Reproduce, character for character, the stretch of the listing from the line containing "menu-options[interactable]: Options (197, 0, 260, 18)" through the line containing "breadcrumb-item[interactable]: Desktop (389, 199, 433, 213)", including both of those lines.

----

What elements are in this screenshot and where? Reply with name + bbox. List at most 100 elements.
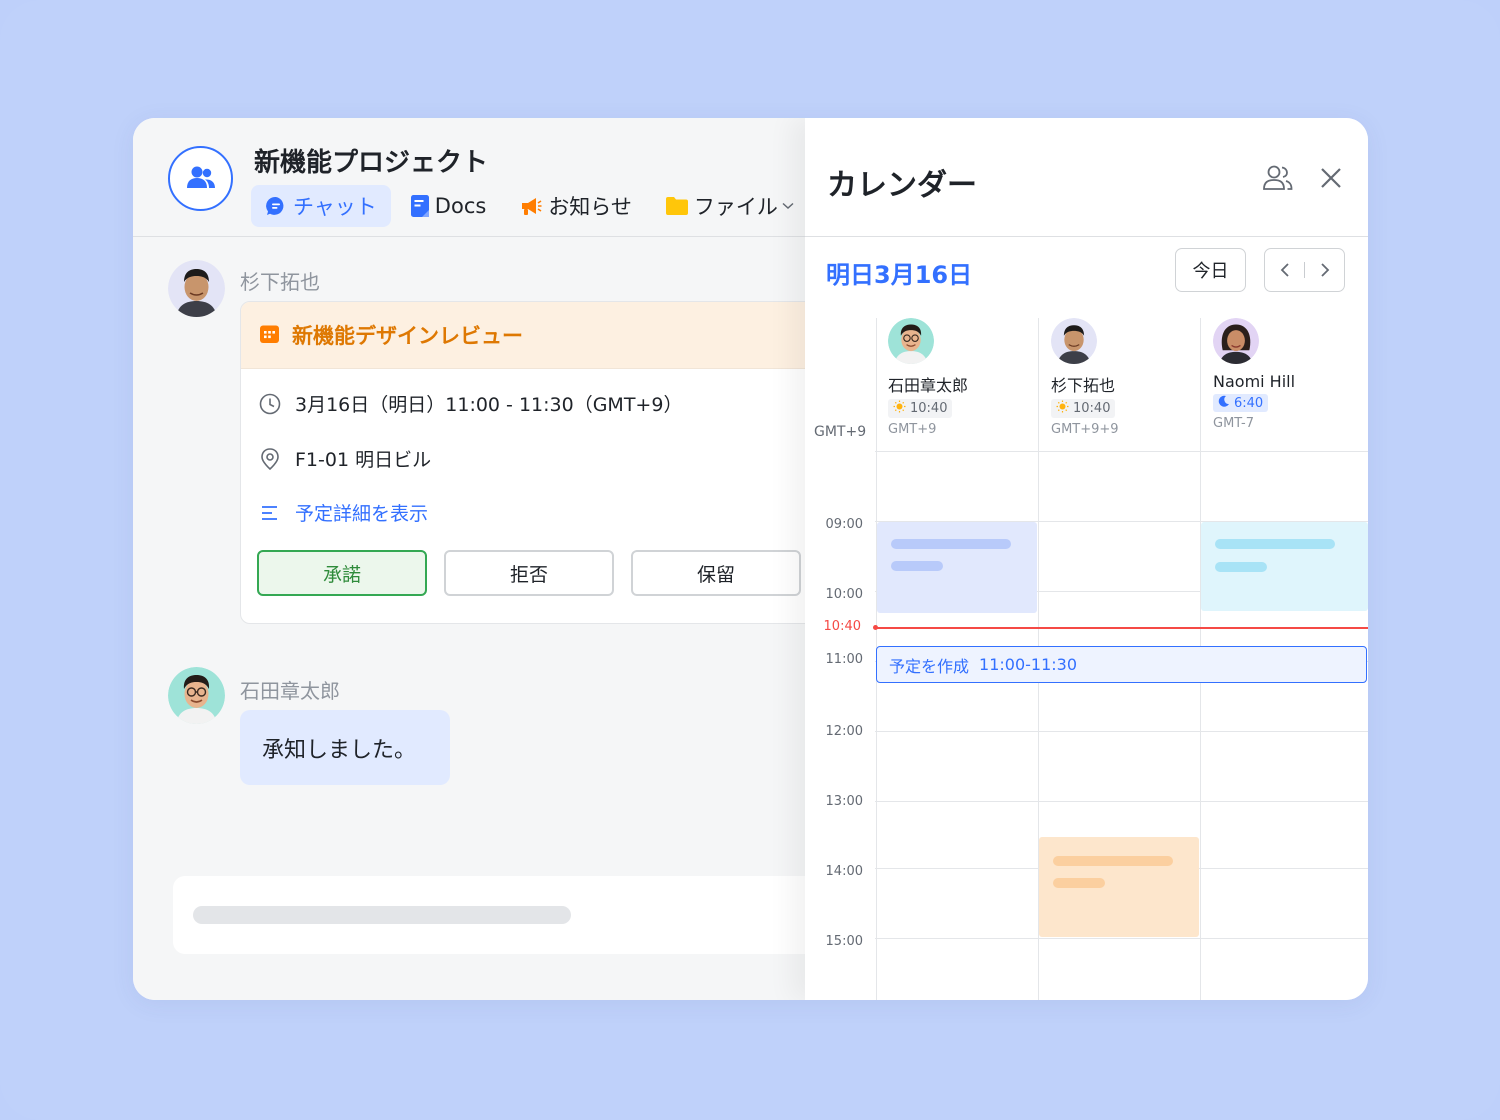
grid-hour-line (875, 938, 1368, 939)
busy-placeholder-bar (1053, 856, 1173, 866)
person-name: 石田章太郎 (888, 376, 969, 395)
tab-announcements[interactable]: お知らせ (506, 185, 646, 227)
maybe-button[interactable]: 保留 (631, 550, 801, 596)
message-sender: 杉下拓也 (240, 270, 320, 294)
message-bubble: 承知しました。 (240, 710, 450, 785)
grid-hour-line (875, 731, 1368, 732)
tab-chat[interactable]: チャット (251, 185, 391, 227)
hour-label: 15:00 (825, 934, 863, 949)
moon-icon (1218, 395, 1230, 411)
date-nav (1264, 248, 1345, 292)
event-time: 3月16日（明日）11:00 - 11:30（GMT+9） (295, 394, 683, 416)
busy-block-ishida[interactable] (877, 522, 1037, 613)
person-timezone: GMT+9 (888, 422, 937, 437)
avatar-ishida[interactable] (168, 667, 225, 724)
person-local-time-value: 6:40 (1234, 395, 1264, 411)
accept-button[interactable]: 承諾 (257, 550, 427, 596)
calendar-title: カレンダー (827, 168, 977, 203)
person-local-time: 10:40 (888, 399, 953, 418)
sun-icon (893, 400, 906, 417)
current-time-label: 10:40 (823, 619, 861, 634)
avatar-sugishita[interactable] (168, 260, 225, 317)
group-avatar[interactable] (168, 146, 233, 211)
chevron-down-icon (782, 198, 794, 214)
chat-header: 新機能プロジェクト チャット Docs お知らせ ファイル (133, 118, 805, 237)
avatar-ishida[interactable] (888, 318, 934, 364)
chat-bubble-icon (265, 195, 287, 217)
hour-label: 12:00 (825, 724, 863, 739)
create-event-time: 11:00-11:30 (979, 655, 1078, 674)
tab-docs[interactable]: Docs (397, 185, 501, 227)
composer-placeholder-bar (193, 906, 571, 924)
docs-icon (410, 195, 429, 217)
create-event-label: 予定を作成 (889, 656, 970, 676)
person-local-time: 6:40 (1213, 394, 1269, 412)
tab-bar: チャット Docs お知らせ ファイル (251, 185, 814, 227)
current-time-line (875, 627, 1368, 629)
chevron-left-icon[interactable] (1265, 249, 1305, 290)
event-card-header: 新機能デザインレビュー (241, 302, 819, 369)
busy-placeholder-bar (1053, 878, 1105, 888)
grid-header-divider (875, 451, 1368, 452)
event-details-link[interactable]: 予定詳細を表示 (259, 499, 428, 526)
create-event-slot[interactable]: 予定を作成 11:00-11:30 (876, 646, 1367, 683)
group-title: 新機能プロジェクト (254, 148, 489, 178)
person-local-time: 10:40 (1051, 399, 1116, 418)
person-local-time-value: 10:40 (910, 401, 948, 416)
calendar-header: カレンダー (805, 118, 1368, 237)
person-name: 杉下拓也 (1051, 376, 1116, 395)
app-window: 新機能プロジェクト チャット Docs お知らせ ファイル 杉下拓也 新機能デザ… (133, 118, 1368, 1000)
calendar-icon (260, 324, 279, 347)
event-details-label: 予定詳細を表示 (295, 503, 429, 525)
decline-button[interactable]: 拒否 (444, 550, 614, 596)
hour-label: 13:00 (825, 794, 863, 809)
details-list-icon (259, 502, 281, 524)
current-time-dot (873, 625, 878, 630)
tab-files-label: ファイル (693, 195, 778, 219)
tab-files[interactable]: ファイル (652, 185, 808, 227)
group-people-icon (186, 164, 216, 194)
hour-label: 14:00 (825, 864, 863, 879)
tab-announcements-label: お知らせ (548, 195, 632, 219)
busy-placeholder-bar (891, 539, 1011, 549)
people-icon[interactable] (1263, 164, 1293, 196)
busy-block-sugishita[interactable] (1039, 837, 1199, 937)
event-title: 新機能デザインレビュー (292, 324, 523, 348)
calendar-panel: カレンダー 明日3月16日 今日 GMT+9 石田章太郎 10:40 GMT+9… (805, 118, 1368, 1000)
folder-icon (665, 197, 688, 215)
person-column-ishida: 石田章太郎 10:40 GMT+9 (888, 318, 1048, 437)
close-icon[interactable] (1317, 164, 1345, 196)
hour-label: 11:00 (825, 652, 863, 667)
location-pin-icon (259, 447, 281, 470)
event-location-row: F1-01 明日ビル (259, 445, 431, 472)
hour-label: 10:00 (825, 587, 863, 602)
person-local-time-value: 10:40 (1073, 401, 1111, 416)
busy-block-naomi[interactable] (1201, 522, 1368, 611)
hour-label: 09:00 (825, 517, 863, 532)
event-invite-card[interactable]: 新機能デザインレビュー 3月16日（明日）11:00 - 11:30（GMT+9… (240, 301, 820, 624)
person-name: Naomi Hill (1213, 372, 1296, 391)
local-timezone-label: GMT+9 (814, 424, 867, 440)
person-timezone: GMT-7 (1213, 416, 1254, 431)
busy-placeholder-bar (1215, 539, 1335, 549)
busy-placeholder-bar (891, 561, 943, 571)
avatar-sugishita[interactable] (1051, 318, 1097, 364)
person-column-naomi: Naomi Hill 6:40 GMT-7 (1213, 318, 1368, 431)
chat-panel: 新機能プロジェクト チャット Docs お知らせ ファイル 杉下拓也 新機能デザ… (133, 118, 833, 1000)
calendar-date-label: 明日3月16日 (826, 261, 973, 289)
tab-docs-label: Docs (434, 194, 487, 218)
busy-placeholder-bar (1215, 562, 1267, 572)
event-location: F1-01 明日ビル (295, 449, 432, 471)
grid-hour-line (875, 801, 1368, 802)
message-sender: 石田章太郎 (240, 679, 340, 703)
event-time-row: 3月16日（明日）11:00 - 11:30（GMT+9） (259, 390, 682, 417)
megaphone-icon (520, 196, 542, 216)
message-composer[interactable] (173, 876, 833, 954)
clock-icon (259, 393, 281, 415)
person-column-sugishita: 杉下拓也 10:40 GMT+9+9 (1051, 318, 1211, 437)
avatar-naomi[interactable] (1213, 318, 1259, 364)
person-timezone: GMT+9+9 (1051, 422, 1119, 437)
chevron-right-icon[interactable] (1305, 249, 1345, 290)
tab-chat-label: チャット (293, 195, 377, 219)
today-button[interactable]: 今日 (1175, 248, 1246, 292)
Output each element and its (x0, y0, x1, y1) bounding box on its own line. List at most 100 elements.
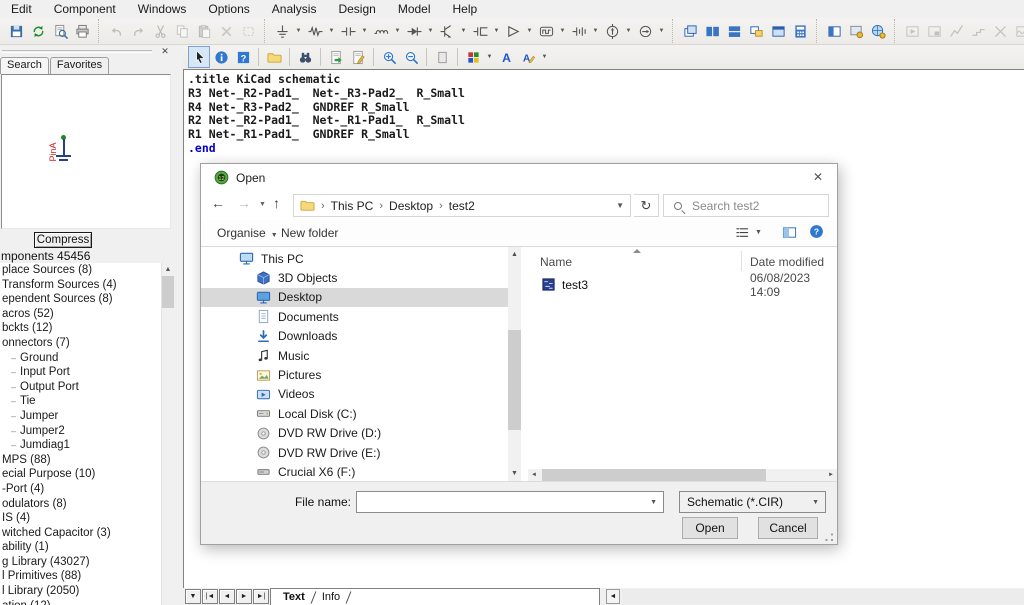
menu-options[interactable]: Options (197, 0, 260, 18)
place-item-crucial-x6-f-[interactable]: Crucial X6 (F:) (201, 462, 508, 481)
component-list-item[interactable]: Output Port (0, 380, 161, 395)
prev-tab-icon[interactable]: ◄ (219, 589, 235, 604)
component-list-item[interactable]: witched Capacitor (3) (0, 526, 161, 541)
cancel-button[interactable]: Cancel (758, 517, 818, 539)
pulse-source-dropdown-icon[interactable]: ▼ (557, 20, 568, 42)
resistor-dropdown-icon[interactable]: ▼ (326, 20, 337, 42)
current-source-dropdown-icon[interactable]: ▼ (656, 20, 667, 42)
breadcrumb-item[interactable]: Desktop (389, 199, 433, 213)
transistor-dropdown-icon[interactable]: ▼ (458, 20, 469, 42)
open-folder-button[interactable] (263, 46, 285, 68)
open-button[interactable]: Open (682, 517, 738, 539)
component-list-item[interactable]: ation (12) (0, 599, 161, 605)
breadcrumb-dropdown-icon[interactable]: ▼ (616, 201, 624, 210)
refresh-icon[interactable]: ↻ (634, 194, 659, 217)
place-item-music[interactable]: Music (201, 346, 508, 365)
compress-button[interactable]: Compress (34, 232, 92, 248)
battery-dropdown-icon[interactable]: ▼ (590, 20, 601, 42)
font-button[interactable]: A (495, 46, 517, 68)
file-row[interactable]: test306/08/2023 14:09 (528, 274, 837, 295)
image-gallery-button[interactable] (845, 20, 867, 42)
menu-component[interactable]: Component (43, 0, 127, 18)
opamp-dropdown-icon[interactable]: ▼ (524, 20, 535, 42)
component-list-item[interactable]: Input Port (0, 365, 161, 380)
component-list-item[interactable]: ependent Sources (8) (0, 292, 161, 307)
mosfet-dropdown-icon[interactable]: ▼ (491, 20, 502, 42)
web-update-button[interactable] (867, 20, 889, 42)
component-list-item[interactable]: l Library (2050) (0, 584, 161, 599)
component-list-item[interactable]: Jumper2 (0, 424, 161, 439)
place-item-dvd-rw-drive-e-[interactable]: DVD RW Drive (E:) (201, 443, 508, 462)
voltage-source-button[interactable] (601, 20, 623, 42)
scroll-up-icon[interactable]: ▲ (508, 247, 521, 262)
component-list-item[interactable]: MPS (88) (0, 453, 161, 468)
battery-button[interactable] (568, 20, 590, 42)
component-list-item[interactable]: onnectors (7) (0, 336, 161, 351)
place-item-downloads[interactable]: Downloads (201, 327, 508, 346)
menu-edit[interactable]: Edit (0, 0, 43, 18)
inductor-button[interactable] (370, 20, 392, 42)
chevron-down-icon[interactable]: ▼ (650, 499, 657, 506)
place-item-desktop[interactable]: Desktop (201, 288, 508, 307)
place-item-dvd-rw-drive-d-[interactable]: DVD RW Drive (D:) (201, 424, 508, 443)
component-list-item[interactable]: ecial Purpose (10) (0, 467, 161, 482)
tile-horizontal-button[interactable] (723, 20, 745, 42)
menu-windows[interactable]: Windows (127, 0, 198, 18)
column-header-date[interactable]: Date modified (750, 255, 824, 269)
component-list-item[interactable]: Jumper (0, 409, 161, 424)
first-tab-icon[interactable]: |◄ (202, 589, 218, 604)
menu-help[interactable]: Help (442, 0, 489, 18)
overlap-windows-button[interactable] (745, 20, 767, 42)
up-icon[interactable]: ↑ (273, 195, 280, 211)
scroll-up-icon[interactable]: ▲ (162, 263, 174, 276)
hscroll-track[interactable] (622, 589, 1024, 604)
breadcrumb-item[interactable]: test2 (449, 199, 475, 213)
zoom-in-button[interactable] (378, 46, 400, 68)
capacitor-button[interactable] (337, 20, 359, 42)
component-list-item[interactable]: Jumdiag1 (0, 438, 161, 453)
refresh-button[interactable] (27, 20, 49, 42)
dialog-title-bar[interactable]: 12 Open ✕ (201, 164, 837, 191)
file-list-hscrollbar[interactable]: ◄ ► (528, 469, 837, 481)
copy-page-button[interactable] (431, 46, 453, 68)
opamp-button[interactable] (502, 20, 524, 42)
edit-list-button[interactable] (347, 46, 369, 68)
capacitor-dropdown-icon[interactable]: ▼ (359, 20, 370, 42)
zoom-out-button[interactable] (400, 46, 422, 68)
menu-dropdown-icon[interactable]: ▼ (185, 589, 201, 604)
scroll-thumb[interactable] (508, 330, 521, 430)
component-list-item[interactable]: Transform Sources (4) (0, 278, 161, 293)
font-style-dropdown-icon[interactable]: ▼ (539, 46, 550, 68)
diode-dropdown-icon[interactable]: ▼ (425, 20, 436, 42)
component-list-scrollbar[interactable]: ▲ (161, 263, 173, 605)
color-palette-dropdown-icon[interactable]: ▼ (484, 46, 495, 68)
diode-button[interactable] (403, 20, 425, 42)
save-button[interactable] (5, 20, 27, 42)
calculator-button[interactable] (789, 20, 811, 42)
help-icon[interactable]: ? (809, 224, 824, 239)
column-divider[interactable] (741, 251, 742, 271)
component-list-item[interactable]: odulators (8) (0, 497, 161, 512)
component-list-item[interactable]: acros (52) (0, 307, 161, 322)
view-mode-button[interactable]: ▼ (735, 225, 762, 240)
search-box[interactable] (663, 194, 829, 217)
scroll-left-icon[interactable]: ◄ (528, 469, 540, 481)
page-tab-info[interactable]: Info (314, 591, 348, 603)
file-type-select[interactable]: Schematic (*.CIR) ▼ (679, 491, 826, 513)
mosfet-button[interactable] (469, 20, 491, 42)
preview-pane-icon[interactable] (782, 225, 797, 240)
component-info-button[interactable] (210, 46, 232, 68)
current-source-button[interactable] (634, 20, 656, 42)
places-scrollbar[interactable]: ▲ ▼ (508, 247, 521, 481)
menu-design[interactable]: Design (327, 0, 386, 18)
column-header-name[interactable]: Name (540, 255, 572, 269)
transistor-button[interactable] (436, 20, 458, 42)
place-item-local-disk-c-[interactable]: Local Disk (C:) (201, 404, 508, 423)
scroll-right-icon[interactable]: ► (825, 469, 837, 481)
component-list-item[interactable]: bckts (12) (0, 321, 161, 336)
inductor-dropdown-icon[interactable]: ▼ (392, 20, 403, 42)
panel-grip[interactable] (2, 50, 152, 53)
goto-marker-button[interactable] (325, 46, 347, 68)
print-preview-button[interactable] (49, 20, 71, 42)
component-list-item[interactable]: place Sources (8) (0, 263, 161, 278)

----

Correct answer ->
menu-options[interactable]: Options (197, 0, 260, 18)
place-item-crucial-x6-f-[interactable]: Crucial X6 (F:) (201, 462, 508, 481)
component-list-item[interactable]: Output Port (0, 380, 161, 395)
prev-tab-icon[interactable]: ◄ (219, 589, 235, 604)
component-list-item[interactable]: witched Capacitor (3) (0, 526, 161, 541)
cancel-button[interactable]: Cancel (758, 517, 818, 539)
pulse-source-dropdown-icon[interactable]: ▼ (557, 20, 568, 42)
resistor-dropdown-icon[interactable]: ▼ (326, 20, 337, 42)
current-source-dropdown-icon[interactable]: ▼ (656, 20, 667, 42)
breadcrumb-item[interactable]: Desktop (389, 199, 433, 213)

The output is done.